>> BEGIN Extracted data

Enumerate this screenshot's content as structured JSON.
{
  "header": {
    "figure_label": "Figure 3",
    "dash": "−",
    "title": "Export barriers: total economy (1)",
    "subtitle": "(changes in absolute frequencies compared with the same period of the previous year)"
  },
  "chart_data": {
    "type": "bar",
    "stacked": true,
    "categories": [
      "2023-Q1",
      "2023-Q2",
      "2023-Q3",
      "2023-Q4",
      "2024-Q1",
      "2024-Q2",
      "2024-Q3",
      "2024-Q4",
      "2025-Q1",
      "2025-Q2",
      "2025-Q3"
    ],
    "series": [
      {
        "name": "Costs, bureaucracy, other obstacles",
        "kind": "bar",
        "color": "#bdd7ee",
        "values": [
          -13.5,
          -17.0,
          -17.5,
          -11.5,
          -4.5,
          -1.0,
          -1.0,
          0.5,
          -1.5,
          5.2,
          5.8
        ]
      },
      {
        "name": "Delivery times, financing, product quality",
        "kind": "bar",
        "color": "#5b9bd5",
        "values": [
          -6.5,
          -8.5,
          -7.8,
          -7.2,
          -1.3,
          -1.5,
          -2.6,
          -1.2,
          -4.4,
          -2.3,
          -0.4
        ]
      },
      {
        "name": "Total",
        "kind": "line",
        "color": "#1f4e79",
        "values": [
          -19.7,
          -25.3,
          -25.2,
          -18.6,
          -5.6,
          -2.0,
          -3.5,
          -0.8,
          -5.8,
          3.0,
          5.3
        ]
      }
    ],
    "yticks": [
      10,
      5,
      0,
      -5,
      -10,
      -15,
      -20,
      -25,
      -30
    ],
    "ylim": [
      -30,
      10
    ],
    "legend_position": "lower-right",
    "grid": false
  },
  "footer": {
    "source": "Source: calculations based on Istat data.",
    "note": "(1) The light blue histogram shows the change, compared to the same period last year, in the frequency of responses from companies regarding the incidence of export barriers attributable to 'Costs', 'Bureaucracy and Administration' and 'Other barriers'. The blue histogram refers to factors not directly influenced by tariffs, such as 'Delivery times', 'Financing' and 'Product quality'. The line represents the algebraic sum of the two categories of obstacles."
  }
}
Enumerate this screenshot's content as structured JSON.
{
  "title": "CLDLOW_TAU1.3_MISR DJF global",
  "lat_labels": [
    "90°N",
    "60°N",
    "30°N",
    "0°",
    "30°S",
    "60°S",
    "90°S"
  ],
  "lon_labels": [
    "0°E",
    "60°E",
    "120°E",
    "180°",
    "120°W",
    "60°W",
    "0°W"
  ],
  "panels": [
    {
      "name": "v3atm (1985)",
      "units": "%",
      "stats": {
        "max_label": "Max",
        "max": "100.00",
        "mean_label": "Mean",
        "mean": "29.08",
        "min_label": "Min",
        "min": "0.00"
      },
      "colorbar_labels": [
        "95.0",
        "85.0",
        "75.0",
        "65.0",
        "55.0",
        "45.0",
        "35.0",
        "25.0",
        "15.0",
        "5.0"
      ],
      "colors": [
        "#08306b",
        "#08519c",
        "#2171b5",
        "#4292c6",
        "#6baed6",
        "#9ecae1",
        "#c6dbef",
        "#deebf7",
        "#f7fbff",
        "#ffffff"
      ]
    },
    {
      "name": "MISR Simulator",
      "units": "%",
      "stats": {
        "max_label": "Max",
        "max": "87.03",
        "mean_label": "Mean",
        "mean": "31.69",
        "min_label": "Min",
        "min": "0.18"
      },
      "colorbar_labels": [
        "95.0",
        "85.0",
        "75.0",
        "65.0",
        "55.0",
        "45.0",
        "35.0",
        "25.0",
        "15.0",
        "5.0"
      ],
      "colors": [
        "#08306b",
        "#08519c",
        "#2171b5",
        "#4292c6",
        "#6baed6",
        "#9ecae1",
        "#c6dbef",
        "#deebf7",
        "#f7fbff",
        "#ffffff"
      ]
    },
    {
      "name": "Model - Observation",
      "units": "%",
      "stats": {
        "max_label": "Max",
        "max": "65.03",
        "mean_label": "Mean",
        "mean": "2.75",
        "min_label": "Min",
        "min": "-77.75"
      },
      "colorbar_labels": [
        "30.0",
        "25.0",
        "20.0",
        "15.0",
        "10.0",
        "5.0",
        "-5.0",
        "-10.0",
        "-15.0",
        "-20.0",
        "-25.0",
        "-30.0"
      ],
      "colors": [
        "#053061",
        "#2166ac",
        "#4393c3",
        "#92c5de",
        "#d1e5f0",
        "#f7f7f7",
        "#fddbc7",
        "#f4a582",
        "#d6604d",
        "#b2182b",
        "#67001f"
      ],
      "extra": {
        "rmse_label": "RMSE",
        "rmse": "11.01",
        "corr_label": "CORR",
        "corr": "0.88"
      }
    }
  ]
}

>> END Extracted data

▸ What is asked
Read through the entries and copy every line that includes "Costs".

▸ Correct result
        "name": "Costs, bureaucracy, other obstacles",
    "note": "(1) The light blue histogram shows the change, compared to the same period last year, in the frequency of responses from companies regarding the incidence of export barriers attributable to 'Costs', 'Bureaucracy and Administration' and 'Other barriers'. The blue histogram refers to factors not directly influenced by tariffs, such as 'Delivery times', 'Financing' and 'Product quality'. The line represents the algebraic sum of the two categories of obstacles."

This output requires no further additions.